(Box annotation data)
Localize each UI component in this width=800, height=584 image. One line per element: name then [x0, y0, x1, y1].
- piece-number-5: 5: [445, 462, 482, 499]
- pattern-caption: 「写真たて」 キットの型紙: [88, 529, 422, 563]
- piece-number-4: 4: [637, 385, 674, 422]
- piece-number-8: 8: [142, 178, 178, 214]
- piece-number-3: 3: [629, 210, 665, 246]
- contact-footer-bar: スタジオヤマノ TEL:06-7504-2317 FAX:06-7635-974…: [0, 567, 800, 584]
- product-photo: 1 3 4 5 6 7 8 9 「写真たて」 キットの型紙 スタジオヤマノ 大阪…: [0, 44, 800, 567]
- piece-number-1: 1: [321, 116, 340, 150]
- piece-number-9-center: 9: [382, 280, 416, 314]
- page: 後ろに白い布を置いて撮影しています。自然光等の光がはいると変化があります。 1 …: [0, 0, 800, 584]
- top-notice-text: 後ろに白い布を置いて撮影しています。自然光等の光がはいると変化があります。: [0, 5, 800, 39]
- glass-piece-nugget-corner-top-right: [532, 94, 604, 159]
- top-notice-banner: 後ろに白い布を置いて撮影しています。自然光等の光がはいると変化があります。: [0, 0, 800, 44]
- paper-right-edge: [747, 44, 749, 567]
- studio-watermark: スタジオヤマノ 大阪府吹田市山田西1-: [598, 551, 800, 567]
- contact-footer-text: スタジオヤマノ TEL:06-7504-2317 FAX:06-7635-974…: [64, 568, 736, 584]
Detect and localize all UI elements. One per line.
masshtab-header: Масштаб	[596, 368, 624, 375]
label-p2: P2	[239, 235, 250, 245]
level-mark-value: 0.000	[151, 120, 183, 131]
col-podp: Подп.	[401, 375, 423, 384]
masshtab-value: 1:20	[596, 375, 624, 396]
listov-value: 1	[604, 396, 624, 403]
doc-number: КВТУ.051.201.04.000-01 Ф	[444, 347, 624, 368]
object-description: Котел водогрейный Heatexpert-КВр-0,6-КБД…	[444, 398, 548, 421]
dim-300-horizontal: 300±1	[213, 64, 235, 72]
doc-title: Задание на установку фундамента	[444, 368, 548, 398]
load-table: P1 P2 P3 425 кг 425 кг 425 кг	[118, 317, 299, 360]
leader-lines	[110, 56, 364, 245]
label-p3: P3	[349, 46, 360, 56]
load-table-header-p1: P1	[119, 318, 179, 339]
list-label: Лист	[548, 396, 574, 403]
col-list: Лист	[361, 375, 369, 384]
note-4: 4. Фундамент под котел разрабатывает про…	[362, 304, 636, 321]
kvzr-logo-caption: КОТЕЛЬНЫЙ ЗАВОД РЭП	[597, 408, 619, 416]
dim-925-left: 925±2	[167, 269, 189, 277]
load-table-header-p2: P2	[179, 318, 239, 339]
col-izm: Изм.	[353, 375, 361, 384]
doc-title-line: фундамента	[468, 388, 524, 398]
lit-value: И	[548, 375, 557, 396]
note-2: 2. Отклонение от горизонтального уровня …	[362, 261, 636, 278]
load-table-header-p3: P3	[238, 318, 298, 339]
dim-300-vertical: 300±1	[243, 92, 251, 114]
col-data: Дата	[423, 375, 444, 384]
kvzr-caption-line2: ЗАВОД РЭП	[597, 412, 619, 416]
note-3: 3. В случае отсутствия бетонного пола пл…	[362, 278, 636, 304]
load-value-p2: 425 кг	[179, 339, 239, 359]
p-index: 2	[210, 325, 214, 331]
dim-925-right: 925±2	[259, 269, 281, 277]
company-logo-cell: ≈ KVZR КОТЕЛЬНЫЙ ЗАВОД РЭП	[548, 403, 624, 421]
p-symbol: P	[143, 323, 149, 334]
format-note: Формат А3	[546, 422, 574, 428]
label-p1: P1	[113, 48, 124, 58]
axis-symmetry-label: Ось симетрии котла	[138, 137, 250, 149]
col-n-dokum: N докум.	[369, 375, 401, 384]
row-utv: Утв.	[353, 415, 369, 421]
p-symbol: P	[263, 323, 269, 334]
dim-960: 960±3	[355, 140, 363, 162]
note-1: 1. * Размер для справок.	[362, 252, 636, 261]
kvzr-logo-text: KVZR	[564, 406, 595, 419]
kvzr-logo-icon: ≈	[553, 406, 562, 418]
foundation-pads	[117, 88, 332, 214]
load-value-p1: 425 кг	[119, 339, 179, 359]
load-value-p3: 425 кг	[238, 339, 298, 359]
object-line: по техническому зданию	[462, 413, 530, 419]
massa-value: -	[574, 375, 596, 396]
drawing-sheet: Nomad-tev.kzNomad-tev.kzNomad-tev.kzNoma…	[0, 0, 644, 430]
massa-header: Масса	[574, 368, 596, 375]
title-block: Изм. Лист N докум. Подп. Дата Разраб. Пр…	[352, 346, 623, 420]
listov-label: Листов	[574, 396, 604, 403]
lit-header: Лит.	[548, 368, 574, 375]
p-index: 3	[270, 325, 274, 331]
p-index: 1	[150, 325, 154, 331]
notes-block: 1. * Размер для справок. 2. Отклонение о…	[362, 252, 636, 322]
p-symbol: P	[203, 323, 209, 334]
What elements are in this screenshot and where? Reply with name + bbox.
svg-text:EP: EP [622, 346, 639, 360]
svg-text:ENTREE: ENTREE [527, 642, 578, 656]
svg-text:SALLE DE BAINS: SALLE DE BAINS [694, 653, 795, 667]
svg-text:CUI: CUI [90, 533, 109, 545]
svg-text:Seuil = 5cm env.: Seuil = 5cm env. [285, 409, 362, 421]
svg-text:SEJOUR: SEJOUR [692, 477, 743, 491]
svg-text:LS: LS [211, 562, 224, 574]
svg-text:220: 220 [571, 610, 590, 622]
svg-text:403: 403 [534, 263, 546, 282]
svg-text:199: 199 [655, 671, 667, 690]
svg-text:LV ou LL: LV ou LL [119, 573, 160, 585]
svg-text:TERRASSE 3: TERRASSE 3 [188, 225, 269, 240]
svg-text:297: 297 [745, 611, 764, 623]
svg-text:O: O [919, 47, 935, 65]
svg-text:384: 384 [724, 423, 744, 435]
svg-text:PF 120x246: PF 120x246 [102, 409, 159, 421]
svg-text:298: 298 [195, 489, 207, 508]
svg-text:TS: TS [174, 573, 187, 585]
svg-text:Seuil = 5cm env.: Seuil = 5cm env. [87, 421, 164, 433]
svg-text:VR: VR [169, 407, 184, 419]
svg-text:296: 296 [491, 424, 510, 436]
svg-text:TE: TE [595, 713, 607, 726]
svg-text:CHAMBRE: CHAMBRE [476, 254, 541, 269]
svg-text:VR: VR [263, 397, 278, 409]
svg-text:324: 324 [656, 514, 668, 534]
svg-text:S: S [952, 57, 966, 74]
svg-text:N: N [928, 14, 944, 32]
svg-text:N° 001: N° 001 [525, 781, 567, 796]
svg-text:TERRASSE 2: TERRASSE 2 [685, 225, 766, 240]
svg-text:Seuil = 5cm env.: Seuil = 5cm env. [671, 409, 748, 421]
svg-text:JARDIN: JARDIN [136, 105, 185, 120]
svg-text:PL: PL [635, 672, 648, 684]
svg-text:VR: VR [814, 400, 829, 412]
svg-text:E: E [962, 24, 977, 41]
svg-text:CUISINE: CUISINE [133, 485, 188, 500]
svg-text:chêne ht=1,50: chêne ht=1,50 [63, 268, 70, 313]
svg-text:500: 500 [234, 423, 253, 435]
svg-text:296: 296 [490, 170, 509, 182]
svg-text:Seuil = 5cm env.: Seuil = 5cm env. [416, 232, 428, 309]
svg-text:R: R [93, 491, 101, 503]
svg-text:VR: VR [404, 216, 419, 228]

● **WHAT IS BEING ASKED**: Repeat all of the rows above word for word, one per line.

● **WRITTEN REPLY**:
Localize each UI component in this width=800, height=584 image. One line per element: name then [x0, y0, x1, y1].
- piece-number-5: 5: [445, 462, 482, 499]
- pattern-caption: 「写真たて」 キットの型紙: [88, 529, 422, 563]
- piece-number-4: 4: [637, 385, 674, 422]
- piece-number-8: 8: [142, 178, 178, 214]
- piece-number-3: 3: [629, 210, 665, 246]
- contact-footer-bar: スタジオヤマノ TEL:06-7504-2317 FAX:06-7635-974…: [0, 567, 800, 584]
- product-photo: 1 3 4 5 6 7 8 9 「写真たて」 キットの型紙 スタジオヤマノ 大阪…: [0, 44, 800, 567]
- piece-number-1: 1: [321, 116, 340, 150]
- piece-number-9-center: 9: [382, 280, 416, 314]
- page: 後ろに白い布を置いて撮影しています。自然光等の光がはいると変化があります。 1 …: [0, 0, 800, 584]
- top-notice-text: 後ろに白い布を置いて撮影しています。自然光等の光がはいると変化があります。: [0, 5, 800, 39]
- glass-piece-nugget-corner-top-right: [532, 94, 604, 159]
- top-notice-banner: 後ろに白い布を置いて撮影しています。自然光等の光がはいると変化があります。: [0, 0, 800, 44]
- paper-right-edge: [747, 44, 749, 567]
- studio-watermark: スタジオヤマノ 大阪府吹田市山田西1-: [598, 551, 800, 567]
- contact-footer-text: スタジオヤマノ TEL:06-7504-2317 FAX:06-7635-974…: [64, 568, 736, 584]
Detect and localize all UI elements. One per line.
masshtab-header: Масштаб	[596, 368, 624, 375]
label-p2: P2	[239, 235, 250, 245]
level-mark-value: 0.000	[151, 120, 183, 131]
col-podp: Подп.	[401, 375, 423, 384]
masshtab-value: 1:20	[596, 375, 624, 396]
listov-value: 1	[604, 396, 624, 403]
doc-number: КВТУ.051.201.04.000-01 Ф	[444, 347, 624, 368]
object-description: Котел водогрейный Heatexpert-КВр-0,6-КБД…	[444, 398, 548, 421]
dim-300-horizontal: 300±1	[213, 64, 235, 72]
doc-title: Задание на установку фундамента	[444, 368, 548, 398]
load-table: P1 P2 P3 425 кг 425 кг 425 кг	[118, 317, 299, 360]
leader-lines	[110, 56, 364, 245]
label-p3: P3	[349, 46, 360, 56]
load-table-header-p1: P1	[119, 318, 179, 339]
list-label: Лист	[548, 396, 574, 403]
col-list: Лист	[361, 375, 369, 384]
note-4: 4. Фундамент под котел разрабатывает про…	[362, 304, 636, 321]
kvzr-logo-caption: КОТЕЛЬНЫЙ ЗАВОД РЭП	[597, 408, 619, 416]
dim-925-left: 925±2	[167, 269, 189, 277]
load-table-header-p2: P2	[179, 318, 239, 339]
col-izm: Изм.	[353, 375, 361, 384]
doc-title-line: фундамента	[468, 388, 524, 398]
lit-value: И	[548, 375, 557, 396]
note-2: 2. Отклонение от горизонтального уровня …	[362, 261, 636, 278]
load-table-header-p3: P3	[238, 318, 298, 339]
dim-300-vertical: 300±1	[243, 92, 251, 114]
col-data: Дата	[423, 375, 444, 384]
kvzr-caption-line2: ЗАВОД РЭП	[597, 412, 619, 416]
note-3: 3. В случае отсутствия бетонного пола пл…	[362, 278, 636, 304]
load-value-p2: 425 кг	[179, 339, 239, 359]
p-index: 2	[210, 325, 214, 331]
dim-925-right: 925±2	[259, 269, 281, 277]
company-logo-cell: ≈ KVZR КОТЕЛЬНЫЙ ЗАВОД РЭП	[548, 403, 624, 421]
p-symbol: P	[143, 323, 149, 334]
format-note: Формат А3	[546, 422, 574, 428]
label-p1: P1	[113, 48, 124, 58]
axis-symmetry-label: Ось симетрии котла	[138, 137, 250, 149]
col-n-dokum: N докум.	[369, 375, 401, 384]
row-utv: Утв.	[353, 415, 369, 421]
p-symbol: P	[263, 323, 269, 334]
dim-960: 960±3	[355, 140, 363, 162]
note-1: 1. * Размер для справок.	[362, 252, 636, 261]
kvzr-logo-text: KVZR	[564, 406, 595, 419]
kvzr-logo-icon: ≈	[553, 406, 562, 418]
foundation-pads	[117, 88, 332, 214]
load-value-p1: 425 кг	[119, 339, 179, 359]
load-value-p3: 425 кг	[238, 339, 298, 359]
object-line: по техническому зданию	[462, 413, 530, 419]
massa-value: -	[574, 375, 596, 396]
drawing-sheet: Nomad-tev.kzNomad-tev.kzNomad-tev.kzNoma…	[0, 0, 644, 430]
massa-header: Масса	[574, 368, 596, 375]
title-block: Изм. Лист N докум. Подп. Дата Разраб. Пр…	[352, 346, 623, 420]
listov-label: Листов	[574, 396, 604, 403]
lit-header: Лит.	[548, 368, 574, 375]
p-index: 3	[270, 325, 274, 331]
p-index: 1	[150, 325, 154, 331]
notes-block: 1. * Размер для справок. 2. Отклонение о…	[362, 252, 636, 322]
p-symbol: P	[203, 323, 209, 334]
What elements are in this screenshot and where? Reply with name + bbox.
svg-text:EP: EP [622, 346, 639, 360]
svg-text:ENTREE: ENTREE [527, 642, 578, 656]
svg-text:SALLE DE BAINS: SALLE DE BAINS [694, 653, 795, 667]
svg-text:CUI: CUI [90, 533, 109, 545]
svg-text:Seuil = 5cm env.: Seuil = 5cm env. [285, 409, 362, 421]
svg-text:SEJOUR: SEJOUR [692, 477, 743, 491]
svg-text:LS: LS [211, 562, 224, 574]
svg-text:220: 220 [571, 610, 590, 622]
svg-text:403: 403 [534, 263, 546, 282]
svg-text:199: 199 [655, 671, 667, 690]
svg-text:LV ou LL: LV ou LL [119, 573, 160, 585]
svg-text:TERRASSE 3: TERRASSE 3 [188, 225, 269, 240]
svg-text:297: 297 [745, 611, 764, 623]
svg-text:O: O [919, 47, 935, 65]
svg-text:384: 384 [724, 423, 744, 435]
svg-text:PF 120x246: PF 120x246 [102, 409, 159, 421]
svg-text:298: 298 [195, 489, 207, 508]
svg-text:TS: TS [174, 573, 187, 585]
svg-text:Seuil = 5cm env.: Seuil = 5cm env. [87, 421, 164, 433]
svg-text:VR: VR [169, 407, 184, 419]
svg-text:296: 296 [491, 424, 510, 436]
svg-text:TE: TE [595, 713, 607, 726]
svg-text:CHAMBRE: CHAMBRE [476, 254, 541, 269]
svg-text:VR: VR [263, 397, 278, 409]
svg-text:324: 324 [656, 514, 668, 534]
svg-text:S: S [952, 57, 966, 74]
svg-text:N: N [928, 14, 944, 32]
svg-text:N° 001: N° 001 [525, 781, 567, 796]
svg-text:TERRASSE 2: TERRASSE 2 [685, 225, 766, 240]
svg-text:Seuil = 5cm env.: Seuil = 5cm env. [671, 409, 748, 421]
svg-text:JARDIN: JARDIN [136, 105, 185, 120]
svg-text:PL: PL [635, 672, 648, 684]
svg-text:VR: VR [814, 400, 829, 412]
svg-text:E: E [962, 24, 977, 41]
svg-text:CUISINE: CUISINE [133, 485, 188, 500]
svg-text:chêne ht=1,50: chêne ht=1,50 [63, 268, 70, 313]
svg-text:500: 500 [234, 423, 253, 435]
svg-text:296: 296 [490, 170, 509, 182]
svg-text:Seuil = 5cm env.: Seuil = 5cm env. [416, 232, 428, 309]
svg-text:R: R [93, 491, 101, 503]
svg-text:VR: VR [404, 216, 419, 228]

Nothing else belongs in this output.